**YOUR OBJECTIVE**
Copy all lines that contain the word "title".

** start EXTRACTED MATERIAL **

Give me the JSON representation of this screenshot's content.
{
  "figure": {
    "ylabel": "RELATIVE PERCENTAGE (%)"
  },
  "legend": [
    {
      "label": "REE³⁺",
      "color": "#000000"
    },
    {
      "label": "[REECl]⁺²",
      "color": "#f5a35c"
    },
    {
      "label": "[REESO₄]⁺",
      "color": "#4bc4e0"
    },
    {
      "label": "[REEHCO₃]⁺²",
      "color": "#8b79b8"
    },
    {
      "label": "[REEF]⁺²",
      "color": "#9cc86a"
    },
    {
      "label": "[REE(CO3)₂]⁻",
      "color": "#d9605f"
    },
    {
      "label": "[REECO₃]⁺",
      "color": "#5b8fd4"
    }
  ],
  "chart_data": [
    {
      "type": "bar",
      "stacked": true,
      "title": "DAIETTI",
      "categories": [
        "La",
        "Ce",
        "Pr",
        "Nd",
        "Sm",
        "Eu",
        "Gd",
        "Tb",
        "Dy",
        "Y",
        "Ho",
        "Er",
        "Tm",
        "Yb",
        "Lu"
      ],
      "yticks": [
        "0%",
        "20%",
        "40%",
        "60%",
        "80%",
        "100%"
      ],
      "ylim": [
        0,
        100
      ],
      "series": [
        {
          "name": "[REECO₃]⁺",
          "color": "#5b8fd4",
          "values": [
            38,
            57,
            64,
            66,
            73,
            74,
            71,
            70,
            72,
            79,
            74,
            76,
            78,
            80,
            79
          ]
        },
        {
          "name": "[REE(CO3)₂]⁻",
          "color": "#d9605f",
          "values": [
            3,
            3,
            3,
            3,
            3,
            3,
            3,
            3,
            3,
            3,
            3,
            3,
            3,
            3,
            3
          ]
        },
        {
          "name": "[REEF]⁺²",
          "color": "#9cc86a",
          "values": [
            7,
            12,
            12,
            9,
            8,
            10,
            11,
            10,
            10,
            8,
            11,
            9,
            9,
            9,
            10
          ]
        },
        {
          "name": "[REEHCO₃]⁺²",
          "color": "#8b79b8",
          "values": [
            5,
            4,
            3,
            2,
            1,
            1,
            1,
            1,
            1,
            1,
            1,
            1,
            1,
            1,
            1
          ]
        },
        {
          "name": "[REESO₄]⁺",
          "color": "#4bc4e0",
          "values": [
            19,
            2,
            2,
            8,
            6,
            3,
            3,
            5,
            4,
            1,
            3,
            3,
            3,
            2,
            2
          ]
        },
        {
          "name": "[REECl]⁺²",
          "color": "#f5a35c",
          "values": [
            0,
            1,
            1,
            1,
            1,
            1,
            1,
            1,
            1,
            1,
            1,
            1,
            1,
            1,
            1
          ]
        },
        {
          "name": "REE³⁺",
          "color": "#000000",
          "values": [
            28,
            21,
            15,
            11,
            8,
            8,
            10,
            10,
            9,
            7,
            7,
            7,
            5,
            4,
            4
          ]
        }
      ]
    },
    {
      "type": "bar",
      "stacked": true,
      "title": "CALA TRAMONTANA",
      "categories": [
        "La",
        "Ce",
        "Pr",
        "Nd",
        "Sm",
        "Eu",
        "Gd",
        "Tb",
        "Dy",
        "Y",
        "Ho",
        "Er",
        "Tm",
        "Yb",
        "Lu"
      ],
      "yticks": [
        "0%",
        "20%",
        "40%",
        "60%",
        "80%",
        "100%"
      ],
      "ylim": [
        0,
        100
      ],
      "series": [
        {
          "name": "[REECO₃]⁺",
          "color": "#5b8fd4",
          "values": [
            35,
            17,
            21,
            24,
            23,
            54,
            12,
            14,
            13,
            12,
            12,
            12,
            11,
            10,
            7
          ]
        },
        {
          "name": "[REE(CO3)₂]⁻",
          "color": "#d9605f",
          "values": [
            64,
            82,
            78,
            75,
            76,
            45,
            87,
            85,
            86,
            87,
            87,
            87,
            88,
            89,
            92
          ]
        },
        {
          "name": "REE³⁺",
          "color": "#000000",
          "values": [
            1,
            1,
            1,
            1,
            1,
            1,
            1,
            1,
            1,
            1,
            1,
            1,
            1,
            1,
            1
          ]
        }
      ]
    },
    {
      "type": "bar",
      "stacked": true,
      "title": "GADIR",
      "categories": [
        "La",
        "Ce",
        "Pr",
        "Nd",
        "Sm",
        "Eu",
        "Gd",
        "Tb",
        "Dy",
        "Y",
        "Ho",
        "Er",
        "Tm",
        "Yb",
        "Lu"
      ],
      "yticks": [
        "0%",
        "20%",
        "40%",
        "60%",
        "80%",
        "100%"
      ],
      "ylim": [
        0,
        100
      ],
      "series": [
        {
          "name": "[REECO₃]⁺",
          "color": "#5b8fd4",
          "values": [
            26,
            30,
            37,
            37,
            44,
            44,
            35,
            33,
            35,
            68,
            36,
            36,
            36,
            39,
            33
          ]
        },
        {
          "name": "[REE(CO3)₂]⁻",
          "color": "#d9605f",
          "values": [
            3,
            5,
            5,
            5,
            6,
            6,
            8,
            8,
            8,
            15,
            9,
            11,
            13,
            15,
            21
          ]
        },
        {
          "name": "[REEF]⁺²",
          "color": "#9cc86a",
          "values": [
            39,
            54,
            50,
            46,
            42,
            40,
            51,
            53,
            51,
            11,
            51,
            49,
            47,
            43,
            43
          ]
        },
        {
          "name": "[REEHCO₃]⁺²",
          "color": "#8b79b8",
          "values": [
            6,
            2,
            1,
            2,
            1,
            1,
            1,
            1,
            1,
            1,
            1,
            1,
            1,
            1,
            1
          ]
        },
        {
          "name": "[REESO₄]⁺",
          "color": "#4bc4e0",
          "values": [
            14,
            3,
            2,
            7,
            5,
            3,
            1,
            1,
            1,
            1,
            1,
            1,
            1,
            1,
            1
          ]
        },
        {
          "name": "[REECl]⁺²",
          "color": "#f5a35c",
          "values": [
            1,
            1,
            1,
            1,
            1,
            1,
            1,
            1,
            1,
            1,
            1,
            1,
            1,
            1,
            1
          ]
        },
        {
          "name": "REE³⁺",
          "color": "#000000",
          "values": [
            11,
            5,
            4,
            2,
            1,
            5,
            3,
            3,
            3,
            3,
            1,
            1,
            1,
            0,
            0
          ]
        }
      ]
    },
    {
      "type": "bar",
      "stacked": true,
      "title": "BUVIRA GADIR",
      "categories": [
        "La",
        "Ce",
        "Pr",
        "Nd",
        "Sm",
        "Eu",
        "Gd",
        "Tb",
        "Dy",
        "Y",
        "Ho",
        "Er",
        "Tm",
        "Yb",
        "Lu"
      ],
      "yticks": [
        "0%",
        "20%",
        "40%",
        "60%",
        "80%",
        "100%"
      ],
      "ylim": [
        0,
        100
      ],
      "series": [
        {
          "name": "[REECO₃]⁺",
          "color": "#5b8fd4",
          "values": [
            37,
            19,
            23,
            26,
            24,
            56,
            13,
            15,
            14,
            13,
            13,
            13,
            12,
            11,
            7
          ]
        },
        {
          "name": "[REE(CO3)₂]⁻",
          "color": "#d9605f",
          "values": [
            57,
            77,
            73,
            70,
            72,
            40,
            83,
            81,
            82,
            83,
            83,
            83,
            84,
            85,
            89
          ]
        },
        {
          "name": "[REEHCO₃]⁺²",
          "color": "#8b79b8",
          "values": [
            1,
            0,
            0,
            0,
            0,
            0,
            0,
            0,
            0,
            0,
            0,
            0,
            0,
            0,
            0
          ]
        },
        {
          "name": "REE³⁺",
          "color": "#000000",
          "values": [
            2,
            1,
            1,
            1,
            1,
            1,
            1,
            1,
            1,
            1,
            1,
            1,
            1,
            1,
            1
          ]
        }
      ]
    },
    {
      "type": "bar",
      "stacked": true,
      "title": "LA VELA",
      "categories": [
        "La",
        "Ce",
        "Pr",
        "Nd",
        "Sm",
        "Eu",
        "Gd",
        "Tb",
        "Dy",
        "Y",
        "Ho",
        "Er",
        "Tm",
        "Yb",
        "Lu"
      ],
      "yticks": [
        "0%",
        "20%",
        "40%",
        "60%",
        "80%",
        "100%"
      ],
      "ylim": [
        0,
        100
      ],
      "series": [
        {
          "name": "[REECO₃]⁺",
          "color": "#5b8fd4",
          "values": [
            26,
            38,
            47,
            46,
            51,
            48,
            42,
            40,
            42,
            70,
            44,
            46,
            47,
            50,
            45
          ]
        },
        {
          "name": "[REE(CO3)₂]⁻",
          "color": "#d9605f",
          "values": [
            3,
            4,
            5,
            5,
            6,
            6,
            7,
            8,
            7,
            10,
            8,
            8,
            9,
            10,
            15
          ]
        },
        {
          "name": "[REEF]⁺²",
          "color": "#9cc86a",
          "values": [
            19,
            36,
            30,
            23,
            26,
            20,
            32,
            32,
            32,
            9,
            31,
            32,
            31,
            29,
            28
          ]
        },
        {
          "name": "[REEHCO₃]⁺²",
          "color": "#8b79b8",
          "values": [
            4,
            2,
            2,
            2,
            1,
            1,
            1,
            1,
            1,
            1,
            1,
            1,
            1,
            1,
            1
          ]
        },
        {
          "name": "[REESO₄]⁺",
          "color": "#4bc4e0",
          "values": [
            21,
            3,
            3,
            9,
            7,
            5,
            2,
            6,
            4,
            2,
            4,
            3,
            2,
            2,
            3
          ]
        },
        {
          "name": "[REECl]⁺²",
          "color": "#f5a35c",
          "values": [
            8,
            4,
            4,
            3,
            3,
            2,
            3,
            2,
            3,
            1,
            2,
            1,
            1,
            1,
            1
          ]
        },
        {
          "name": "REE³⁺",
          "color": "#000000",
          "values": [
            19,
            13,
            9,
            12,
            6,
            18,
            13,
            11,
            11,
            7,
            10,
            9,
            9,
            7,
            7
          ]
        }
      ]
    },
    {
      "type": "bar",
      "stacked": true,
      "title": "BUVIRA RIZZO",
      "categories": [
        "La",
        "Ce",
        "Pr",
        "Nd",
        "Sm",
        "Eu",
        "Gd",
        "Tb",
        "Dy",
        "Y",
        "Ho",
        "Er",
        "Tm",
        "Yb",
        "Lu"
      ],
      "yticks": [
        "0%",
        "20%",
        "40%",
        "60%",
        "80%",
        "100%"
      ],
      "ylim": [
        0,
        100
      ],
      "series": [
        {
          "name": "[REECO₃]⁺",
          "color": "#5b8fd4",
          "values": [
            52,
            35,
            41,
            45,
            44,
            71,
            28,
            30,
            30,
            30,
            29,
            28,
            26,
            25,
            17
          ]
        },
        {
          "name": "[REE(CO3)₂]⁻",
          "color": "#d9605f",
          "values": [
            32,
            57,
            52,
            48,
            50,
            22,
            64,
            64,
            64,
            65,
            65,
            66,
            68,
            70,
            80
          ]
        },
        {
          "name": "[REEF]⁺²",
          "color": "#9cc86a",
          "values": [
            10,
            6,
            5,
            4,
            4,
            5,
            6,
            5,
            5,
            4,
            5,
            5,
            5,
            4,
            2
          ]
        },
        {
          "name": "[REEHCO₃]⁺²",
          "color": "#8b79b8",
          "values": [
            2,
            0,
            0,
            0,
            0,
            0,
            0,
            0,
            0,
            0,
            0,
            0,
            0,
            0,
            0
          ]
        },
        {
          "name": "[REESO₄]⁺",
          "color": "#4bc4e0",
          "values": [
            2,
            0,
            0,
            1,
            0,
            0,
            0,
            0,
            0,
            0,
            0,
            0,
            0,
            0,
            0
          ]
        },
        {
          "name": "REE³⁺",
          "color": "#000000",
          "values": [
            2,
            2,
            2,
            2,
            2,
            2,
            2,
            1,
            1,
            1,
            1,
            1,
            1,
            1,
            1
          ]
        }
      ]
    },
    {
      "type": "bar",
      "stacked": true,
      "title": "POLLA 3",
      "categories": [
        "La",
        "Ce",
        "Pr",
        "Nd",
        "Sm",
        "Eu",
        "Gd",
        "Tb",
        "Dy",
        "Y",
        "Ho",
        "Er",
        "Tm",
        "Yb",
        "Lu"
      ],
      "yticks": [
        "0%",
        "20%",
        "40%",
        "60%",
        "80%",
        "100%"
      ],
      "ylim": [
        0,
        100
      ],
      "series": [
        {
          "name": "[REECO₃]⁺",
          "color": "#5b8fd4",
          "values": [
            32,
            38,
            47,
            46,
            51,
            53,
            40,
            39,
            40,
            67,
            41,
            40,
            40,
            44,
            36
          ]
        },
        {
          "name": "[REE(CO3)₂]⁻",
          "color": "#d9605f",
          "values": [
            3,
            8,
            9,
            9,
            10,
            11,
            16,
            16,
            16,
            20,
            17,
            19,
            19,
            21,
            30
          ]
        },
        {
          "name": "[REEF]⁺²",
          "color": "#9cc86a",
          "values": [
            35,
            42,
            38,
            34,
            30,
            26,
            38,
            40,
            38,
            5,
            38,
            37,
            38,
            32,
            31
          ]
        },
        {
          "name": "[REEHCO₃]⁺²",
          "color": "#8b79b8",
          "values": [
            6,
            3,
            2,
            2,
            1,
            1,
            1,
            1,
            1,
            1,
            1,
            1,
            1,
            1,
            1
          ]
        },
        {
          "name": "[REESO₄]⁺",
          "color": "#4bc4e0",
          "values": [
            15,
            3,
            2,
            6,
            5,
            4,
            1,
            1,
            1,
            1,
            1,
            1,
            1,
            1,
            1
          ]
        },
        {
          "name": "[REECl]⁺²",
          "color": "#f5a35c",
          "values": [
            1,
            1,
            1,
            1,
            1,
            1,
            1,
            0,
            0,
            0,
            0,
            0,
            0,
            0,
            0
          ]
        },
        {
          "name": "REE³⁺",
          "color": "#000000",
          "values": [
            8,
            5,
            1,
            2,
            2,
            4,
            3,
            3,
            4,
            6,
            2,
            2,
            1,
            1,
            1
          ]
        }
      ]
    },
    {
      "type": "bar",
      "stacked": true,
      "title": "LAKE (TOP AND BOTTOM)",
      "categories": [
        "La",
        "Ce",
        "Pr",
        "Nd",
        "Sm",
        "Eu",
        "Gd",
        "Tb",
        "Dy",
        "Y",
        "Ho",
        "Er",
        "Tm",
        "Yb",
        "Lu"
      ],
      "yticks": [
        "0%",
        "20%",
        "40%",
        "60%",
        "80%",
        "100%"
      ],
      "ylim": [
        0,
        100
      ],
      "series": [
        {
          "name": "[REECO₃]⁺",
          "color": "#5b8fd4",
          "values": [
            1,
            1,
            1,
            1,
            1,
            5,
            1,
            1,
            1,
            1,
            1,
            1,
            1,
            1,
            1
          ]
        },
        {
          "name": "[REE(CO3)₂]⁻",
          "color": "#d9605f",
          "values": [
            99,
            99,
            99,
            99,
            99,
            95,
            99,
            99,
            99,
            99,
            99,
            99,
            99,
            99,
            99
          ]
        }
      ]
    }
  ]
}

** end EXTRACTED MATERIAL **

**COMPLETED TASK**
      "title": "DAIETTI",
      "title": "CALA TRAMONTANA",
      "title": "GADIR",
      "title": "BUVIRA GADIR",
      "title": "LA VELA",
      "title": "BUVIRA RIZZO",
      "title": "POLLA 3",
      "title": "LAKE (TOP AND BOTTOM)",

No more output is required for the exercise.